►
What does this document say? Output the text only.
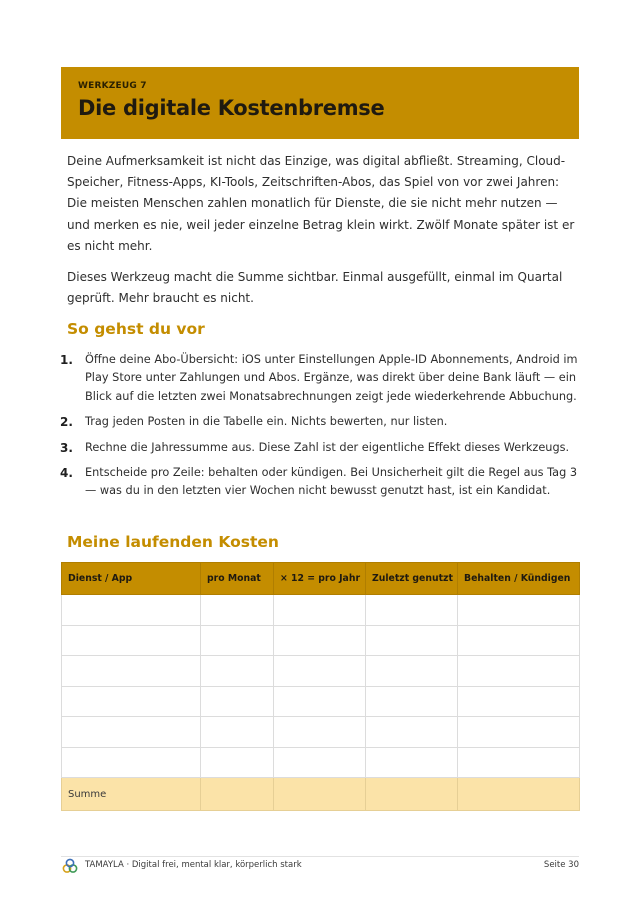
WERKZEUG 7
Die digitale Kostenbremse

Deine Aufmerksamkeit ist nicht das Einzige, was digital abfließt. Streaming, Cloud-Speicher, Fitness-Apps, KI-Tools, Zeitschriften-Abos, das Spiel von vor zwei Jahren: Die meisten Menschen zahlen monatlich für Dienste, die sie nicht mehr nutzen — und merken es nie, weil jeder einzelne Betrag klein wirkt. Zwölf Monate später ist er es nicht mehr.

Dieses Werkzeug macht die Summe sichtbar. Einmal ausgefüllt, einmal im Quartal geprüft. Mehr braucht es nicht.

So gehst du vor
1.	Öffne deine Abo-Übersicht: iOS unter Einstellungen Apple-ID Abonnements, Android im Play Store unter Zahlungen und Abos. Ergänze, was direkt über deine Bank läuft — ein Blick auf die letzten zwei Monatsabrechnungen zeigt jede wiederkehrende Abbuchung.
2.	Trag jeden Posten in die Tabelle ein. Nichts bewerten, nur listen.
3.	Rechne die Jahressumme aus. Diese Zahl ist der eigentliche Effekt dieses Werkzeugs.
4.	Entscheide pro Zeile: behalten oder kündigen. Bei Unsicherheit gilt die Regel aus Tag 3 — was du in den letzten vier Wochen nicht bewusst genutzt hast, ist ein Kandidat.
Meine laufenden Kosten
Dienst / App	pro Monat	× 12 = pro Jahr	Zuletzt genutzt	Behalten / Kündigen

Summe				
TAMAYLA · Digital frei, mental klar, körperlich stark	Seite 30
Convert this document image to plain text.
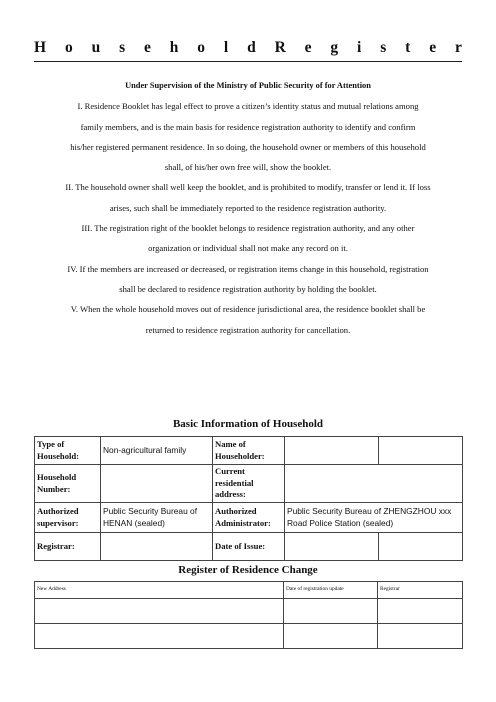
H o u s e h o l d R e g i s t e r

Under Supervision of the Ministry of Public Security of for Attention

I. Residence Booklet has legal effect to prove a citizen’s identity status and mutual relations among

family members, and is the main basis for residence registration authority to identify and confirm

his/her registered permanent residence. In so doing, the household owner or members of this household

shall, of his/her own free will, show the booklet.

II. The household owner shall well keep the booklet, and is prohibited to modify, transfer or lend it. If loss

arises, such shall be immediately reported to the residence registration authority.

III. The registration right of the booklet belongs to residence registration authority, and any other

organization or individual shall not make any record on it.

IV. If the members are increased or decreased, or registration items change in this household, registration

shall be declared to residence registration authority by holding the booklet.

V. When the whole household moves out of residence jurisdictional area, the residence booklet shall be

returned to residence registration authority for cancellation.

Basic Information of Household
Type of Household:	Non-agricultural family	Name of Householder:		
Household Number:		Current residential address:		
Authorized supervisor:	Public Security Bureau of HENAN (sealed)	Authorized Administrator:	Public Security Bureau of ZHENGZHOU xxx Road Police Station (sealed)	
Registrar:		Date of Issue:		
Register of Residence Change
New Address	Date of registration update	Registrar
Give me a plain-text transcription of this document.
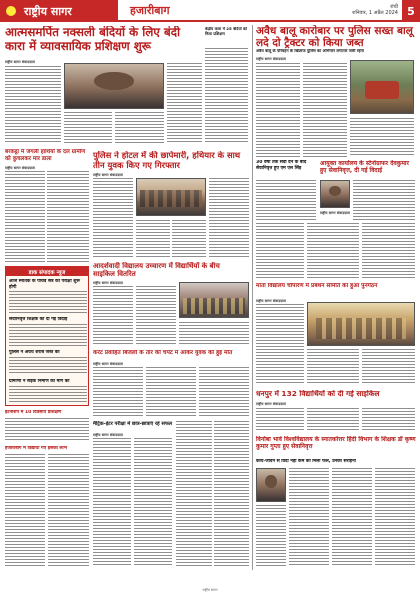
राष्ट्रीय सागर	हजारीबाग	रांची
शनिवार, 1 अप्रैल 2024 5
आत्मसमर्पित नक्सली बंदियों के लिए बंदी कारा में व्यावसायिक प्रशिक्षण शुरू
केंद्रीय कारा में 25 बंदियों को मिला प्रशिक्षण
राष्ट्रीय सागर संवाददाता
अवैध बालू कारोबार पर पुलिस सख्त बालू लदे दो ट्रैक्टर को किया जब्त
अवैध बालू के परिवहन के खिलाफ पुलिस का अभियान लगातार जारी रहेगा
राष्ट्रीय सागर संवाददाता
बरकट्ठा में जंगली हाथियों के दल ग्रामीण को कुचलकर मार डाला
राष्ट्रीय सागर संवाददाता
पुलिस ने होटल में की छापेमारी, हथियार के साथ तीन युवक किए गए गिरफ्तार
राष्ट्रीय सागर संवाददाता
30 वर्षों तक सेवा देने के बाद सेवानिवृत्त हुए एम एल सिंह
आयुक्त कार्यालय के स्टेनोग्राफर देवकुमार हुए सेवानिवृत्त, दी गई विदाई
राष्ट्रीय सागर संवाददाता
आदर्शवादी विद्यालय उच्चारण में विद्यार्थियों के बीच साइकिल वितरित
राष्ट्रीय सागर संवाददाता
डाक संपादक न्यूज
आज स्नातक के पाँचवें सत्र की परीक्षा शुरू होगी
सेवानिवृत्त शिक्षक को दी गई विदाई
पुलिस ने अवैध शराब जब्त की
ग्रामीणों ने सड़क निर्माण की मांग की
माता विद्यालय चौपारण में प्रबंधन समिति का हुआ पुनर्गठन
राष्ट्रीय सागर संवाददाता
करंट प्रवाहित बिजली के तार की चपेट में आकर युवक की हुई मौत
राष्ट्रीय सागर संवाददाता
धनपुर में 132 विद्यार्थियों को दी गई साइकिल
राष्ट्रीय सागर संवाददाता
इंटर्नशिप में 10 दिवसीय प्रशिक्षण
हजारीबाग में विद्यार्थी गए इसका लाभ
मैट्रिक-इंटर परीक्षा में छात्र-छात्राएं रहे सफल
राष्ट्रीय सागर संवाददाता
विनोबा भावे विश्वविद्यालय के स्नातकोत्तर हिंदी विभाग के शिक्षक डॉ कृष्ण कुमार गुप्ता हुए सेवानिवृत्त
कार्य-जीवन से विदा नहीं कर्म का मिला फल, उनकी सराहना
राष्ट्रीय सागर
◄
> [Instructions for the task]
Leaving aside the images, write out the entries above word for word.

> [Final result]
What does this document say? Output the text only.
WERKZEUG 7
Die digitale Kostenbremse

Deine Aufmerksamkeit ist nicht das Einzige, was digital abfließt. Streaming, Cloud-Speicher, Fitness-Apps, KI-Tools, Zeitschriften-Abos, das Spiel von vor zwei Jahren: Die meisten Menschen zahlen monatlich für Dienste, die sie nicht mehr nutzen — und merken es nie, weil jeder einzelne Betrag klein wirkt. Zwölf Monate später ist er es nicht mehr.

Dieses Werkzeug macht die Summe sichtbar. Einmal ausgefüllt, einmal im Quartal geprüft. Mehr braucht es nicht.

So gehst du vor
1.	Öffne deine Abo-Übersicht: iOS unter Einstellungen Apple-ID Abonnements, Android im Play Store unter Zahlungen und Abos. Ergänze, was direkt über deine Bank läuft — ein Blick auf die letzten zwei Monatsabrechnungen zeigt jede wiederkehrende Abbuchung.
2.	Trag jeden Posten in die Tabelle ein. Nichts bewerten, nur listen.
3.	Rechne die Jahressumme aus. Diese Zahl ist der eigentliche Effekt dieses Werkzeugs.
4.	Entscheide pro Zeile: behalten oder kündigen. Bei Unsicherheit gilt die Regel aus Tag 3 — was du in den letzten vier Wochen nicht bewusst genutzt hast, ist ein Kandidat.
Meine laufenden Kosten
Dienst / App	pro Monat	× 12 = pro Jahr	Zuletzt genutzt	Behalten / Kündigen

Summe				
TAMAYLA · Digital frei, mental klar, körperlich stark	Seite 30
Convert this document image to plain text.
H o u s e h o l d R e g i s t e r

Under Supervision of the Ministry of Public Security of for Attention

I. Residence Booklet has legal effect to prove a citizen’s identity status and mutual relations among

family members, and is the main basis for residence registration authority to identify and confirm

his/her registered permanent residence. In so doing, the household owner or members of this household

shall, of his/her own free will, show the booklet.

II. The household owner shall well keep the booklet, and is prohibited to modify, transfer or lend it. If loss

arises, such shall be immediately reported to the residence registration authority.

III. The registration right of the booklet belongs to residence registration authority, and any other

organization or individual shall not make any record on it.

IV. If the members are increased or decreased, or registration items change in this household, registration

shall be declared to residence registration authority by holding the booklet.

V. When the whole household moves out of residence jurisdictional area, the residence booklet shall be

returned to residence registration authority for cancellation.

Basic Information of Household
Type of Household:	Non-agricultural family	Name of Householder:		
Household Number:		Current residential address:		
Authorized supervisor:	Public Security Bureau of HENAN (sealed)	Authorized Administrator:	Public Security Bureau of ZHENGZHOU xxx Road Police Station (sealed)	
Registrar:		Date of Issue:		
Register of Residence Change
New Address	Date of registration update	Registrar
Give me a plain-text transcription of this document.
राष्ट्रीय सागर	हजारीबाग	रांची
शनिवार, 1 अप्रैल 2024 5
आत्मसमर्पित नक्सली बंदियों के लिए बंदी कारा में व्यावसायिक प्रशिक्षण शुरू
केंद्रीय कारा में 25 बंदियों को मिला प्रशिक्षण
राष्ट्रीय सागर संवाददाता
अवैध बालू कारोबार पर पुलिस सख्त बालू लदे दो ट्रैक्टर को किया जब्त
अवैध बालू के परिवहन के खिलाफ पुलिस का अभियान लगातार जारी रहेगा
राष्ट्रीय सागर संवाददाता
बरकट्ठा में जंगली हाथियों के दल ग्रामीण को कुचलकर मार डाला
राष्ट्रीय सागर संवाददाता
पुलिस ने होटल में की छापेमारी, हथियार के साथ तीन युवक किए गए गिरफ्तार
राष्ट्रीय सागर संवाददाता
30 वर्षों तक सेवा देने के बाद सेवानिवृत्त हुए एम एल सिंह
आयुक्त कार्यालय के स्टेनोग्राफर देवकुमार हुए सेवानिवृत्त, दी गई विदाई
राष्ट्रीय सागर संवाददाता
आदर्शवादी विद्यालय उच्चारण में विद्यार्थियों के बीच साइकिल वितरित
राष्ट्रीय सागर संवाददाता
डाक संपादक न्यूज
आज स्नातक के पाँचवें सत्र की परीक्षा शुरू होगी
सेवानिवृत्त शिक्षक को दी गई विदाई
पुलिस ने अवैध शराब जब्त की
ग्रामीणों ने सड़क निर्माण की मांग की
माता विद्यालय चौपारण में प्रबंधन समिति का हुआ पुनर्गठन
राष्ट्रीय सागर संवाददाता
करंट प्रवाहित बिजली के तार की चपेट में आकर युवक की हुई मौत
राष्ट्रीय सागर संवाददाता
धनपुर में 132 विद्यार्थियों को दी गई साइकिल
राष्ट्रीय सागर संवाददाता
इंटर्नशिप में 10 दिवसीय प्रशिक्षण
हजारीबाग में विद्यार्थी गए इसका लाभ
मैट्रिक-इंटर परीक्षा में छात्र-छात्राएं रहे सफल
राष्ट्रीय सागर संवाददाता
विनोबा भावे विश्वविद्यालय के स्नातकोत्तर हिंदी विभाग के शिक्षक डॉ कृष्ण कुमार गुप्ता हुए सेवानिवृत्त
कार्य-जीवन से विदा नहीं कर्म का मिला फल, उनकी सराहना
राष्ट्रीय सागर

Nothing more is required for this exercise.